DATA SUPPLIED:
_ _ _ _ _ _ _

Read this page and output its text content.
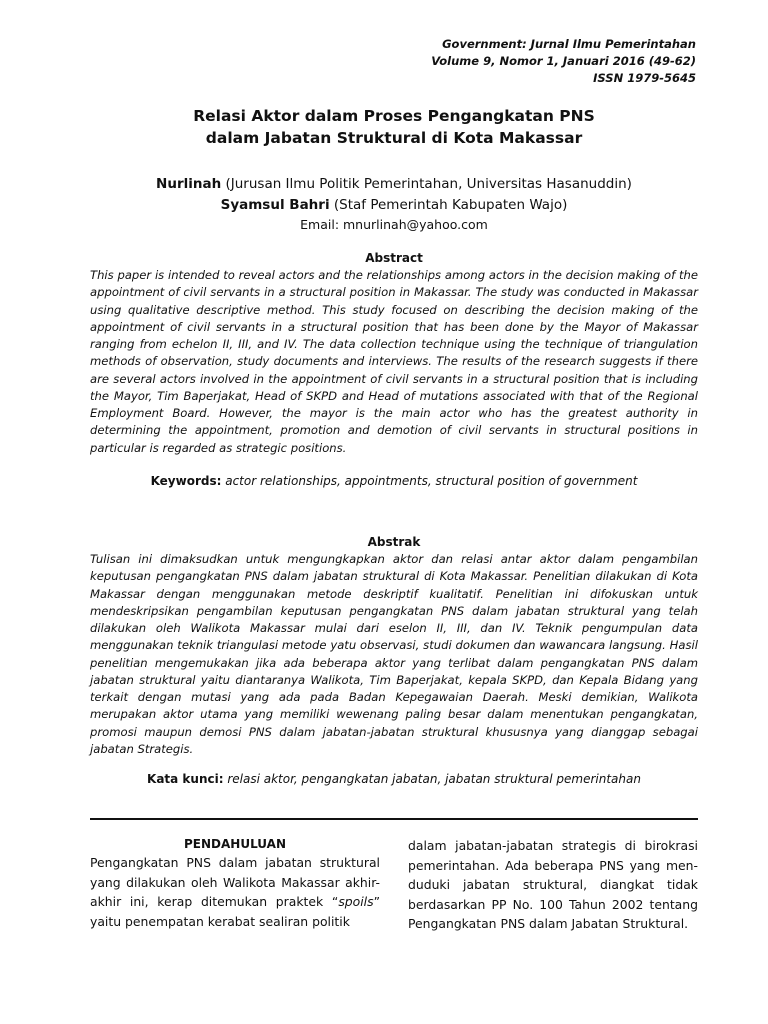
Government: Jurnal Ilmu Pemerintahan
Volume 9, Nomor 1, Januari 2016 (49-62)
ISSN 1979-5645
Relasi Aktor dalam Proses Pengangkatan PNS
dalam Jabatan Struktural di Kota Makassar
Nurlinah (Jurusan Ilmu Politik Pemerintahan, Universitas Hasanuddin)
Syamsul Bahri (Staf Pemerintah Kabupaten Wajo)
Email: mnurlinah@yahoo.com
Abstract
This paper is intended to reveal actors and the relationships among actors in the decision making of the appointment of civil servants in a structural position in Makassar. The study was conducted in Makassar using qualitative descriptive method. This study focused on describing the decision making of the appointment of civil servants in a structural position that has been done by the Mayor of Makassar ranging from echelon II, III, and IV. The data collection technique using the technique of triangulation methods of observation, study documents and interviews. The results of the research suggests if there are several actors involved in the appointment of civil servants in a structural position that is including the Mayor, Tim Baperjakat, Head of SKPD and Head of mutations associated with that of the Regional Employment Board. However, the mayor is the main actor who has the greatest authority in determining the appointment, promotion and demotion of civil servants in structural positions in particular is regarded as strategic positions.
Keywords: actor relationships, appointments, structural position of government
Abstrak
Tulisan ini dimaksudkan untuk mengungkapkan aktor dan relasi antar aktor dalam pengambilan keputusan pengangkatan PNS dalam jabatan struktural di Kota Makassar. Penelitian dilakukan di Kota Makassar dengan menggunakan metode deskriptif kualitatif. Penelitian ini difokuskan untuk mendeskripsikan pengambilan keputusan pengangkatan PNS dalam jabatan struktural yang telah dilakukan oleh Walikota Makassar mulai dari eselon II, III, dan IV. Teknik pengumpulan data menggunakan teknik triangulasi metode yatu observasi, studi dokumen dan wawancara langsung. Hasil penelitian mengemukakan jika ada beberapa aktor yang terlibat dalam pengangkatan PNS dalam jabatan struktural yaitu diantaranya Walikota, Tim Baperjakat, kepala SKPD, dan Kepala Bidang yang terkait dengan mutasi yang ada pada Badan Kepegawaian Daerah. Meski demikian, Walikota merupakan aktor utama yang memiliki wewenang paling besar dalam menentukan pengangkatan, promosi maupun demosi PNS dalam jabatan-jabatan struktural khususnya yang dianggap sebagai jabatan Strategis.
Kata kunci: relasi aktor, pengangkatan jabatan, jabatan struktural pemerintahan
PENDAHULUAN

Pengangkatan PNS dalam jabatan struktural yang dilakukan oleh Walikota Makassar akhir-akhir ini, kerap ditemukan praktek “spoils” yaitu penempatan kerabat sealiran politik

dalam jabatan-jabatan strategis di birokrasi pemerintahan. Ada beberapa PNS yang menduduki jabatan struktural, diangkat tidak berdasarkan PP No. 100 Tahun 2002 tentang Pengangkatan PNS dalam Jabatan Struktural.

_ _ _ _ _ _ _

Repeat every record precisely. Any picture among them stays out of the copy.

COMPLETED EXERCISE:
Read this page and output its text content.
Government: Jurnal Ilmu Pemerintahan
Volume 9, Nomor 1, Januari 2016 (49-62)
ISSN 1979-5645
Relasi Aktor dalam Proses Pengangkatan PNS
dalam Jabatan Struktural di Kota Makassar
Nurlinah (Jurusan Ilmu Politik Pemerintahan, Universitas Hasanuddin)
Syamsul Bahri (Staf Pemerintah Kabupaten Wajo)
Email: mnurlinah@yahoo.com
Abstract
This paper is intended to reveal actors and the relationships among actors in the decision making of the appointment of civil servants in a structural position in Makassar. The study was conducted in Makassar using qualitative descriptive method. This study focused on describing the decision making of the appointment of civil servants in a structural position that has been done by the Mayor of Makassar ranging from echelon II, III, and IV. The data collection technique using the technique of triangulation methods of observation, study documents and interviews. The results of the research suggests if there are several actors involved in the appointment of civil servants in a structural position that is including the Mayor, Tim Baperjakat, Head of SKPD and Head of mutations associated with that of the Regional Employment Board. However, the mayor is the main actor who has the greatest authority in determining the appointment, promotion and demotion of civil servants in structural positions in particular is regarded as strategic positions.
Keywords: actor relationships, appointments, structural position of government
Abstrak
Tulisan ini dimaksudkan untuk mengungkapkan aktor dan relasi antar aktor dalam pengambilan keputusan pengangkatan PNS dalam jabatan struktural di Kota Makassar. Penelitian dilakukan di Kota Makassar dengan menggunakan metode deskriptif kualitatif. Penelitian ini difokuskan untuk mendeskripsikan pengambilan keputusan pengangkatan PNS dalam jabatan struktural yang telah dilakukan oleh Walikota Makassar mulai dari eselon II, III, dan IV. Teknik pengumpulan data menggunakan teknik triangulasi metode yatu observasi, studi dokumen dan wawancara langsung. Hasil penelitian mengemukakan jika ada beberapa aktor yang terlibat dalam pengangkatan PNS dalam jabatan struktural yaitu diantaranya Walikota, Tim Baperjakat, kepala SKPD, dan Kepala Bidang yang terkait dengan mutasi yang ada pada Badan Kepegawaian Daerah. Meski demikian, Walikota merupakan aktor utama yang memiliki wewenang paling besar dalam menentukan pengangkatan, promosi maupun demosi PNS dalam jabatan-jabatan struktural khususnya yang dianggap sebagai jabatan Strategis.
Kata kunci: relasi aktor, pengangkatan jabatan, jabatan struktural pemerintahan
PENDAHULUAN

Pengangkatan PNS dalam jabatan struktural yang dilakukan oleh Walikota Makassar akhir-akhir ini, kerap ditemukan praktek “spoils” yaitu penempatan kerabat sealiran politik

dalam jabatan-jabatan strategis di birokrasi pemerintahan. Ada beberapa PNS yang menduduki jabatan struktural, diangkat tidak berdasarkan PP No. 100 Tahun 2002 tentang Pengangkatan PNS dalam Jabatan Struktural.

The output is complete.